■ Task description ■
How many of the lines here include "profile"? Answer with a single number.
* * * * * * *
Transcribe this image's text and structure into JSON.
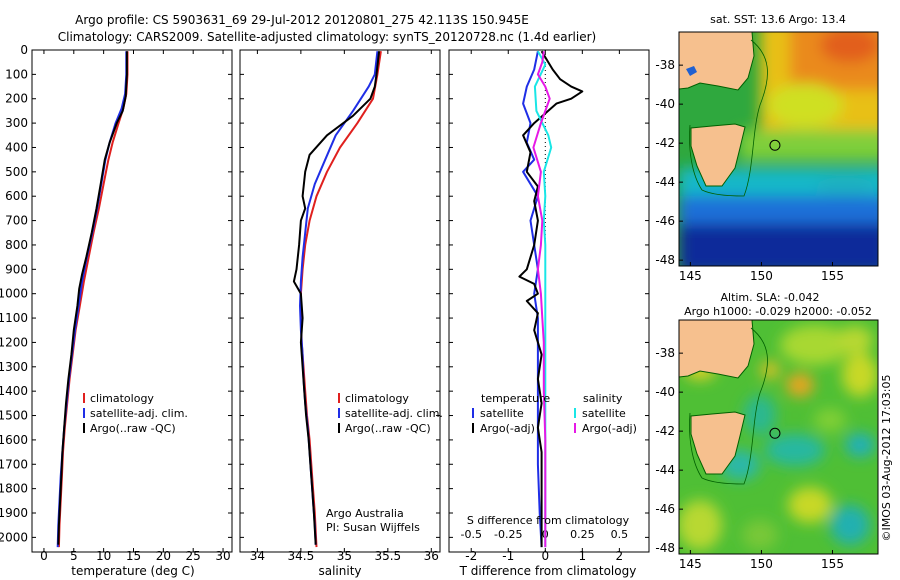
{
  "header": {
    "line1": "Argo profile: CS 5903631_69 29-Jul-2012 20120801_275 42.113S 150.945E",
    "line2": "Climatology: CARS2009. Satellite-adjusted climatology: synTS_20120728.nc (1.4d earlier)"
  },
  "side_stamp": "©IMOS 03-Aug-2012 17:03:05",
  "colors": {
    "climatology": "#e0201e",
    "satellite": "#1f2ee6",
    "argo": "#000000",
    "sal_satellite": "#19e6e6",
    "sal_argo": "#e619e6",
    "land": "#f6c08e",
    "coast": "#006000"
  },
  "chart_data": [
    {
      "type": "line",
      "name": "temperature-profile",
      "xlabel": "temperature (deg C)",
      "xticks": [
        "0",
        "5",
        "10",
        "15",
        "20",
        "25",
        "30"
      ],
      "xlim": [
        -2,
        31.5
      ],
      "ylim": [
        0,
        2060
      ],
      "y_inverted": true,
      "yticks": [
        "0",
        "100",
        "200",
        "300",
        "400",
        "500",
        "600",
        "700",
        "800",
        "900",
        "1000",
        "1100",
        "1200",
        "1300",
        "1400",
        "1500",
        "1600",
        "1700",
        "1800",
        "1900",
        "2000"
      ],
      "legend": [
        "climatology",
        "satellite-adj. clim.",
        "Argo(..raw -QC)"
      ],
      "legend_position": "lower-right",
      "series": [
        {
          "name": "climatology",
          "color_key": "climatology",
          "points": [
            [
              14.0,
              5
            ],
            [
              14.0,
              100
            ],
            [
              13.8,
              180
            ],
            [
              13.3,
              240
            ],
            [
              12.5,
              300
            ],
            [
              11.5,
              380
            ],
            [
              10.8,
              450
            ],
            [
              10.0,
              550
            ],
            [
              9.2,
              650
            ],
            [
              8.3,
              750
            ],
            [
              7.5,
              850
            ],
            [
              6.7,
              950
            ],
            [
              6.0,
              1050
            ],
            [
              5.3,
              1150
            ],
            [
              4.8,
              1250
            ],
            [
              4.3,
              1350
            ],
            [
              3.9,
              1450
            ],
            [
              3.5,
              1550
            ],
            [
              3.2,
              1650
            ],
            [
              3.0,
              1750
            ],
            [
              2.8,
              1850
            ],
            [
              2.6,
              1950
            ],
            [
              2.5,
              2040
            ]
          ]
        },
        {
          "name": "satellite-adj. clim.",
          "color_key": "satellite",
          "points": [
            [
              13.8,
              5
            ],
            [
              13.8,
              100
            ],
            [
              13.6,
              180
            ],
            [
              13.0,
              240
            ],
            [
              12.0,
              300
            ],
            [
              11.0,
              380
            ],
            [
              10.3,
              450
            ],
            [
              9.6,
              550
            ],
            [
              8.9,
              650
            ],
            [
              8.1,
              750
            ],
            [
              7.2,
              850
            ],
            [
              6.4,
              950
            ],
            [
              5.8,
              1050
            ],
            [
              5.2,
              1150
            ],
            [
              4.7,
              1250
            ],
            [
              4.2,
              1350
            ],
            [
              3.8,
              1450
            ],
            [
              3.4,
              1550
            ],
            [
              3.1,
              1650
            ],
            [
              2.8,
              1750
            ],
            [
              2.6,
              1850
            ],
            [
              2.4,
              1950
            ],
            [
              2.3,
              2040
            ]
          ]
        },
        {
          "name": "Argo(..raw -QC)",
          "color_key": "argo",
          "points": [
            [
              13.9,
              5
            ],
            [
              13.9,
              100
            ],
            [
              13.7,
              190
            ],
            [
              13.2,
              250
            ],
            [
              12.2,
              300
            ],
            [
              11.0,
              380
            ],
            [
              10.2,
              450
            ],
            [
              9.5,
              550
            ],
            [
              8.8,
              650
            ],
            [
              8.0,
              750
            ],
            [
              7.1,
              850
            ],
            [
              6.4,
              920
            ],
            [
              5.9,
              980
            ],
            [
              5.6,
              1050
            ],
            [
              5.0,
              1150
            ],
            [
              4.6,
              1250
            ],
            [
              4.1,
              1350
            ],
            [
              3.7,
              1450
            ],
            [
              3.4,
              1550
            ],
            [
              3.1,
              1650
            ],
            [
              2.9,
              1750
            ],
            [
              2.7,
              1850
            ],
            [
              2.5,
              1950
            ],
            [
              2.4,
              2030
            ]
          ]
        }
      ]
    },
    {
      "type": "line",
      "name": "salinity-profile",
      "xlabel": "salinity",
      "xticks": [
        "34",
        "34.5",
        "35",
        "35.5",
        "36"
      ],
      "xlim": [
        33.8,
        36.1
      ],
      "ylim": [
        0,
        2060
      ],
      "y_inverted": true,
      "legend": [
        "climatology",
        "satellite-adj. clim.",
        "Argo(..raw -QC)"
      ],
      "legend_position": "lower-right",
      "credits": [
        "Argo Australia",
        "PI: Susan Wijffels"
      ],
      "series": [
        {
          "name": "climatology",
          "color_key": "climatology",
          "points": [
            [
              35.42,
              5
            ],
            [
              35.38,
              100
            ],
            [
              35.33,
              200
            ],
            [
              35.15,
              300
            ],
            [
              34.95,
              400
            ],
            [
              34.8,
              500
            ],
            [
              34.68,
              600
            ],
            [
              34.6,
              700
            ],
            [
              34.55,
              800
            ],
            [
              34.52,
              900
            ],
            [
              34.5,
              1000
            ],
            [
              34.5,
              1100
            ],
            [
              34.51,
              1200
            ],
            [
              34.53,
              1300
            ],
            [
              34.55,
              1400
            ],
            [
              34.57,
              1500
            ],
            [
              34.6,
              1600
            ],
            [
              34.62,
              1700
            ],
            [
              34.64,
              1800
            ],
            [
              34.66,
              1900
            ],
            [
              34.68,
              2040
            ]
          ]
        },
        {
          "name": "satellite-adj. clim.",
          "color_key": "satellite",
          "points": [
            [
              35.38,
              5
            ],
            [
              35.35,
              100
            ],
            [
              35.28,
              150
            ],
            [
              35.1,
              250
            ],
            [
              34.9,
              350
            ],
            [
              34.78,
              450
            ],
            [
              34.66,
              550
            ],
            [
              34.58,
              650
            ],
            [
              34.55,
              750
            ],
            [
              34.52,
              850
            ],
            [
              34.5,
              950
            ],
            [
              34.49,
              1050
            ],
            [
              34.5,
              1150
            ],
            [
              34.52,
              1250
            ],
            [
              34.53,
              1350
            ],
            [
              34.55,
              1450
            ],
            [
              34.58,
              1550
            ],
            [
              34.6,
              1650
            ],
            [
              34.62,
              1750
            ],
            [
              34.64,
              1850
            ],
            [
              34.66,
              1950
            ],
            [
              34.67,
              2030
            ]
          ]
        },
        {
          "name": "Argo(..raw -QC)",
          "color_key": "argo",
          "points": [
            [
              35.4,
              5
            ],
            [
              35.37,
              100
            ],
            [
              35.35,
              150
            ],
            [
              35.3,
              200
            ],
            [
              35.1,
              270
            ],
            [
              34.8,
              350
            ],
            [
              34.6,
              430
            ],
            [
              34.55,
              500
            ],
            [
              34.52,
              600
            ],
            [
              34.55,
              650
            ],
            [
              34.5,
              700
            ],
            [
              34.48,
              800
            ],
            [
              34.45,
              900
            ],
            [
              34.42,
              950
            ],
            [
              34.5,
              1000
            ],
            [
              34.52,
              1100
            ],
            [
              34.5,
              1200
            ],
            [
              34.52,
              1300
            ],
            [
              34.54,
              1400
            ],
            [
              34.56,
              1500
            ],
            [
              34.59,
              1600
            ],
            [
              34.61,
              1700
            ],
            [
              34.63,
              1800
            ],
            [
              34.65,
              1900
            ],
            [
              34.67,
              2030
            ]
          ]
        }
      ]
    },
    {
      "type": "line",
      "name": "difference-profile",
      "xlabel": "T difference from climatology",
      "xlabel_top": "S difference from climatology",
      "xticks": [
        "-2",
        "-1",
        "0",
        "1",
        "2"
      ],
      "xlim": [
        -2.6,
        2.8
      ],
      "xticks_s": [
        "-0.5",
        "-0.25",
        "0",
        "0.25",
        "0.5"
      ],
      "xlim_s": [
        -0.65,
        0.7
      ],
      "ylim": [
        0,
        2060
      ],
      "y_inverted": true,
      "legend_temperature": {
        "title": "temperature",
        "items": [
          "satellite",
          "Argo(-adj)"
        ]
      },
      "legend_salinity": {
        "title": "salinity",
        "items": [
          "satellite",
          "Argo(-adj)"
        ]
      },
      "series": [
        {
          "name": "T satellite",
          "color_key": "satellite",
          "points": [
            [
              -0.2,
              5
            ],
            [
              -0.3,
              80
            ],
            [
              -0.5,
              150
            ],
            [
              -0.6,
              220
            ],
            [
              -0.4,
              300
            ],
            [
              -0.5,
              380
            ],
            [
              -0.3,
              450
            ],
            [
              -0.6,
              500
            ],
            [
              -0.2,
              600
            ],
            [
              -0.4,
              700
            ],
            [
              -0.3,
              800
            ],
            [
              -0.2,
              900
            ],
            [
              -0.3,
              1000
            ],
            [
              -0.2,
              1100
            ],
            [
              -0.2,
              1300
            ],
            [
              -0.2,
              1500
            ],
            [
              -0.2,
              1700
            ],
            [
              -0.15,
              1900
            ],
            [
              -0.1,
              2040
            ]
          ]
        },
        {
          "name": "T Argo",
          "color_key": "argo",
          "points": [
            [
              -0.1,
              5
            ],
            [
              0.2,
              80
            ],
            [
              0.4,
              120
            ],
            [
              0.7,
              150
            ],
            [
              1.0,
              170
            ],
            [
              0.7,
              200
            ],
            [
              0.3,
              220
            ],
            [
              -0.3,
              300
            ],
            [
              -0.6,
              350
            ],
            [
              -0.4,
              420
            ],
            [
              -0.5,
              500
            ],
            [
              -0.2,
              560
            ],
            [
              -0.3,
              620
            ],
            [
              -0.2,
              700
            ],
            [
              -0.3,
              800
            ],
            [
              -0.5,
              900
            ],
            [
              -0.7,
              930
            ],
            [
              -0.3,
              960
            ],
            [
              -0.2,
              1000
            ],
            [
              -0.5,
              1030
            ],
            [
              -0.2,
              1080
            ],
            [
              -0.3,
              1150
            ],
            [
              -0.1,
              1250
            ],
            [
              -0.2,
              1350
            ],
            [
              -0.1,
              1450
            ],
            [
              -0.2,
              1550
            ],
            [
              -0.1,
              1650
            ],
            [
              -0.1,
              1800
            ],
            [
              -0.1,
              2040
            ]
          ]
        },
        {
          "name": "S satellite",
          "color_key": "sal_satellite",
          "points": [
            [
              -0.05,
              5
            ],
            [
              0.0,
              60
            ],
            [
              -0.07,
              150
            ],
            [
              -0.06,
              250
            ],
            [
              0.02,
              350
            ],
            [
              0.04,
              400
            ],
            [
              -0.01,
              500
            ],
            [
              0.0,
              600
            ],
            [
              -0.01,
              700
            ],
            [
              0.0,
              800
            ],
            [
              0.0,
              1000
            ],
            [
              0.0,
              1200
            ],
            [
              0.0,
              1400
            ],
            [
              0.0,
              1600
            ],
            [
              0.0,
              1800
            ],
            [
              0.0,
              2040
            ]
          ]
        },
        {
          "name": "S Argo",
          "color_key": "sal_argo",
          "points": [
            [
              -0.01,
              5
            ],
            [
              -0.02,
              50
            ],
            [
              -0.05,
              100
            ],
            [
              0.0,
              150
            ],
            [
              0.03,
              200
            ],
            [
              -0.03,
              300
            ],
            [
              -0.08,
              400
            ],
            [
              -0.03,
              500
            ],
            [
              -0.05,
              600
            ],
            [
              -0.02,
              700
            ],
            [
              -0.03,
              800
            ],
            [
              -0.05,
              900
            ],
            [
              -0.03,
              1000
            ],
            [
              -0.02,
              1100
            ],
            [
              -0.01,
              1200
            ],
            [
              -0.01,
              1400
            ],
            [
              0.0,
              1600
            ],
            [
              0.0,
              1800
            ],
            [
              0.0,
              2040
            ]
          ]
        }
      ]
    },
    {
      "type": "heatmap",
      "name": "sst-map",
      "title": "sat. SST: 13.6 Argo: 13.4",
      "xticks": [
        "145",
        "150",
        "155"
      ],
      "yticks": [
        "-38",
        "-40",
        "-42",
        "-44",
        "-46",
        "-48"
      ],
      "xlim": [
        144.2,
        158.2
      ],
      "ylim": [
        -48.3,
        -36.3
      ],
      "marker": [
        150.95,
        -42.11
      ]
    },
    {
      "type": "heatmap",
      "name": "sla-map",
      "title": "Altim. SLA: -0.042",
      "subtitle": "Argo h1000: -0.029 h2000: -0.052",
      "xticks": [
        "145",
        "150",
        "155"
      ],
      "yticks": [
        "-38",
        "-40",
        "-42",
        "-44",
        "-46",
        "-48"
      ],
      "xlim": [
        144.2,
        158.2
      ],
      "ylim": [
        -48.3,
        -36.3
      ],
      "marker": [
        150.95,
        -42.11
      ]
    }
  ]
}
* * * * * * *
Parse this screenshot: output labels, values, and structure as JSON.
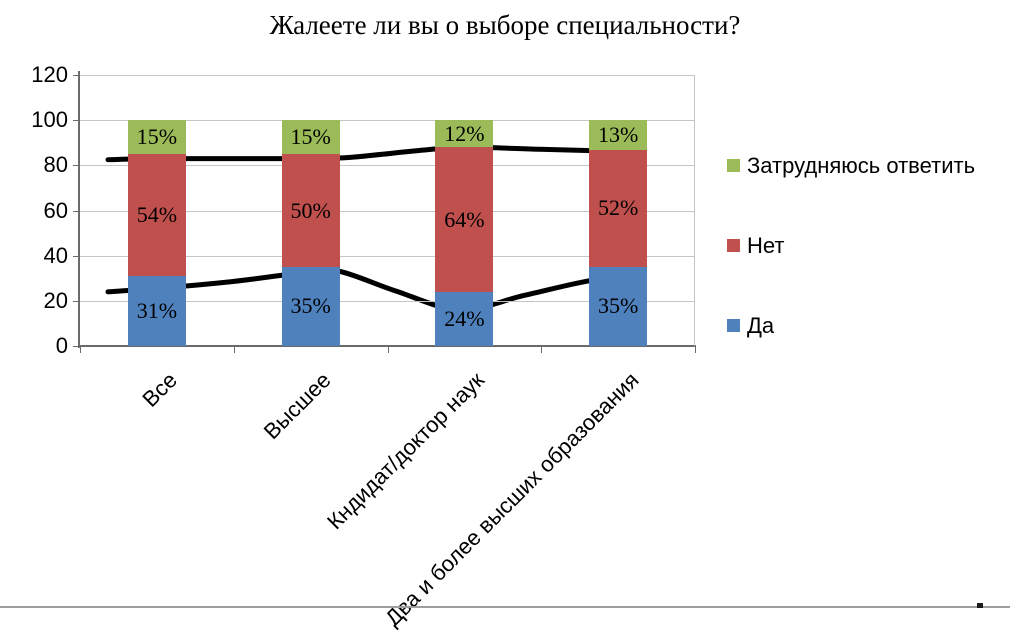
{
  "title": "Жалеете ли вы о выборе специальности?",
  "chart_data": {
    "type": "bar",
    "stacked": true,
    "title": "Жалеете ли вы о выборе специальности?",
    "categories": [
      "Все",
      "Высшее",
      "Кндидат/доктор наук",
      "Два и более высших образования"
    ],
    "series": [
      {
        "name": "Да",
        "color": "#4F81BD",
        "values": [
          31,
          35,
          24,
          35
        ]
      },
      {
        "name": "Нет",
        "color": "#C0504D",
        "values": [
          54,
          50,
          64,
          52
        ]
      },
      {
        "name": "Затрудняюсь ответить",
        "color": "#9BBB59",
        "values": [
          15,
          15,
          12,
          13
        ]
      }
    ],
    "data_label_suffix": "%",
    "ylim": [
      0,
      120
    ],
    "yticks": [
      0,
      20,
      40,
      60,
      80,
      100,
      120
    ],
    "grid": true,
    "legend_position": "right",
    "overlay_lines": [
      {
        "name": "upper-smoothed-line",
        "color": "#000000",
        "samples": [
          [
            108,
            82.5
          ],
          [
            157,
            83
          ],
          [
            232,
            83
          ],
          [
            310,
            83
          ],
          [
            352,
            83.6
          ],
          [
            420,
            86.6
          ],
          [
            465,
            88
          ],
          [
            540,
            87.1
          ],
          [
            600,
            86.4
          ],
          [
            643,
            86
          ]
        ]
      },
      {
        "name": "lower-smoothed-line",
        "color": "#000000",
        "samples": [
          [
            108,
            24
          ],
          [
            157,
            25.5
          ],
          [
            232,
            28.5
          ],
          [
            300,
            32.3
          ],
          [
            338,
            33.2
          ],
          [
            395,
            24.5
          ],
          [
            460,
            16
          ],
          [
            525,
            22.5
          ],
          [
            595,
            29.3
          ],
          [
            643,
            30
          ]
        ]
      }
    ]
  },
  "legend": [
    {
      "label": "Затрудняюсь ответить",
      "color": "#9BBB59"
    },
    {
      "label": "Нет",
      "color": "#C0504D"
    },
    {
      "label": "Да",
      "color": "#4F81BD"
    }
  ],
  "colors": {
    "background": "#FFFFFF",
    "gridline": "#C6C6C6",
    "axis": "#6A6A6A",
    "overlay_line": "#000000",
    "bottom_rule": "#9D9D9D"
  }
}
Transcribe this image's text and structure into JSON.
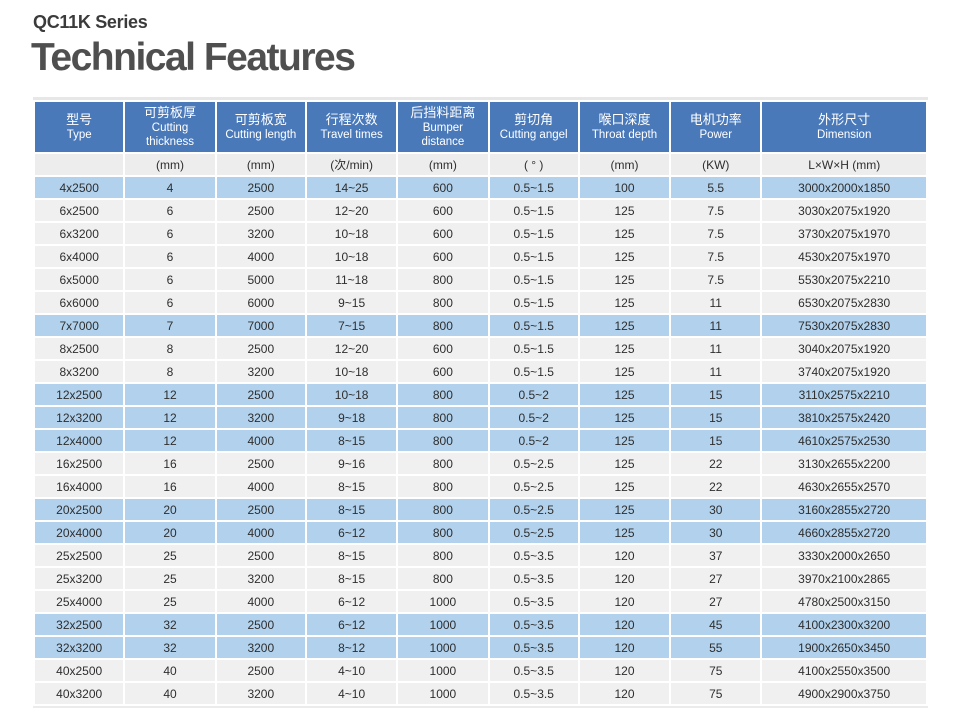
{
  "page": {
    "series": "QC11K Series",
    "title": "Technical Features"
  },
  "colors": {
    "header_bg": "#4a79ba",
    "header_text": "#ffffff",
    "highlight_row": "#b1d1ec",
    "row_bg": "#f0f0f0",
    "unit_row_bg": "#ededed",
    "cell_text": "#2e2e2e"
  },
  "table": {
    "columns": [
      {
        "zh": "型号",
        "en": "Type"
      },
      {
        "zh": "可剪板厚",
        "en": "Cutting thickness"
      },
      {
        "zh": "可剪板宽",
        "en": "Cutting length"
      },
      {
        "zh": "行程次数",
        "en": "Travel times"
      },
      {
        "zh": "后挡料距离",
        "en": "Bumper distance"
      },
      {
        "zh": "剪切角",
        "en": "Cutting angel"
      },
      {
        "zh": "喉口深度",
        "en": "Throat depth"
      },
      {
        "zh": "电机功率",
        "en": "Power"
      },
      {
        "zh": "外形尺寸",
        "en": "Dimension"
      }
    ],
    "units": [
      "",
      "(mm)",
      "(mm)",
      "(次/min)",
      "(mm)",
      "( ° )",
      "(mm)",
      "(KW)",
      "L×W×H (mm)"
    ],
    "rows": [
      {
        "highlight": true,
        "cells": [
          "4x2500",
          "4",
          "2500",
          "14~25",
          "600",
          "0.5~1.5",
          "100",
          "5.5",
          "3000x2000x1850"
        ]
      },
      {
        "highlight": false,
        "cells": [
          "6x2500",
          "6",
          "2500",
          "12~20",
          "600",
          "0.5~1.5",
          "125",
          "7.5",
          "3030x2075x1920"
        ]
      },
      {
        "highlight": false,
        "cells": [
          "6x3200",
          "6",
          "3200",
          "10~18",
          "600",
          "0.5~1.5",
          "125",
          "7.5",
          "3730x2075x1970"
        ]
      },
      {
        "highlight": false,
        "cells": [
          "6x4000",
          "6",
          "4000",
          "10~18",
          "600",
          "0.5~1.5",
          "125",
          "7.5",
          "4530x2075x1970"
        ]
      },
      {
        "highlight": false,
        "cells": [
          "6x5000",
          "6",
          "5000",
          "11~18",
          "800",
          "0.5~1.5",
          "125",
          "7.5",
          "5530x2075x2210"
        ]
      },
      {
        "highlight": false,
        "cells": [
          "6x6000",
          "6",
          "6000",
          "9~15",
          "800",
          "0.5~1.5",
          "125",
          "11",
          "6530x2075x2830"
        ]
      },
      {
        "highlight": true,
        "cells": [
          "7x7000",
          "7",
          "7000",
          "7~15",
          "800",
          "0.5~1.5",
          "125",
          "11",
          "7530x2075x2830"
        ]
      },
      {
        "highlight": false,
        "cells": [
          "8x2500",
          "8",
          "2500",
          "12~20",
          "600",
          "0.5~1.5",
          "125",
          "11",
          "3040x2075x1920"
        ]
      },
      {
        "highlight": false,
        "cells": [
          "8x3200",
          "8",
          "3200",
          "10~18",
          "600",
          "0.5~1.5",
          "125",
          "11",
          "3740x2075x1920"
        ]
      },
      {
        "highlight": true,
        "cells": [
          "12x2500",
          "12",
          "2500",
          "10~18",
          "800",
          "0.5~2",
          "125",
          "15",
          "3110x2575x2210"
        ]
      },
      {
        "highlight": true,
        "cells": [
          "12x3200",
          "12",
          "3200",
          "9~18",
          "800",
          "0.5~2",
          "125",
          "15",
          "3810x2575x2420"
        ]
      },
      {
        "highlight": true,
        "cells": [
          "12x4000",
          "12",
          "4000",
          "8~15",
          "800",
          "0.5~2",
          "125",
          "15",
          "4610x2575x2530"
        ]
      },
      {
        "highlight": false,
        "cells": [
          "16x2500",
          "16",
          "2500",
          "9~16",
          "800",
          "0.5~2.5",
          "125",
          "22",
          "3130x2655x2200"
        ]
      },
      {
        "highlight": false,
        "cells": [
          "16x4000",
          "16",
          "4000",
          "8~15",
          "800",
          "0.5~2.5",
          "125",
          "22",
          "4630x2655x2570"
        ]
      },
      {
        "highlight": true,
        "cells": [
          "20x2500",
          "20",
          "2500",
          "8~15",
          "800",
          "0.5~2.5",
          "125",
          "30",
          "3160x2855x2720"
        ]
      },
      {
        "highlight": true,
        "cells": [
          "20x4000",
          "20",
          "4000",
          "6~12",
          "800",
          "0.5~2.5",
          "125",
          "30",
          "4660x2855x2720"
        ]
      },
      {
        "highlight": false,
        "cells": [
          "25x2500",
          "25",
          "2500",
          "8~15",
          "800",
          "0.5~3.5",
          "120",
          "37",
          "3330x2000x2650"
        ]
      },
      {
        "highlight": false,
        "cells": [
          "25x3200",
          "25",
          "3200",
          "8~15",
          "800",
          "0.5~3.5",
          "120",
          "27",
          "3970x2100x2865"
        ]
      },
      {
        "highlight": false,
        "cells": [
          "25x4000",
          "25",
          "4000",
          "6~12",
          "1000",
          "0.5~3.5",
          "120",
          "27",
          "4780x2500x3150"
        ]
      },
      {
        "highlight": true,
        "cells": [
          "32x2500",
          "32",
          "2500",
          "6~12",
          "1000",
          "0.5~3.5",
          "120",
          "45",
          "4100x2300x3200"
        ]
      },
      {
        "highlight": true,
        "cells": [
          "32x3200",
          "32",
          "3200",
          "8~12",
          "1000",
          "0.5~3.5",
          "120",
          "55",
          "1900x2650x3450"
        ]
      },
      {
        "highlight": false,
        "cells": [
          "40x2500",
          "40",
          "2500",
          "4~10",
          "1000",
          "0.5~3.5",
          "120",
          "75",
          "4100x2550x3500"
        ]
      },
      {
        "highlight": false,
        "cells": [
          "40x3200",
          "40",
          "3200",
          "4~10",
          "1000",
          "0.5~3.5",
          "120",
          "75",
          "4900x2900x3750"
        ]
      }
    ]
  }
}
* * * * * * *
■ Result of this exercise ■
4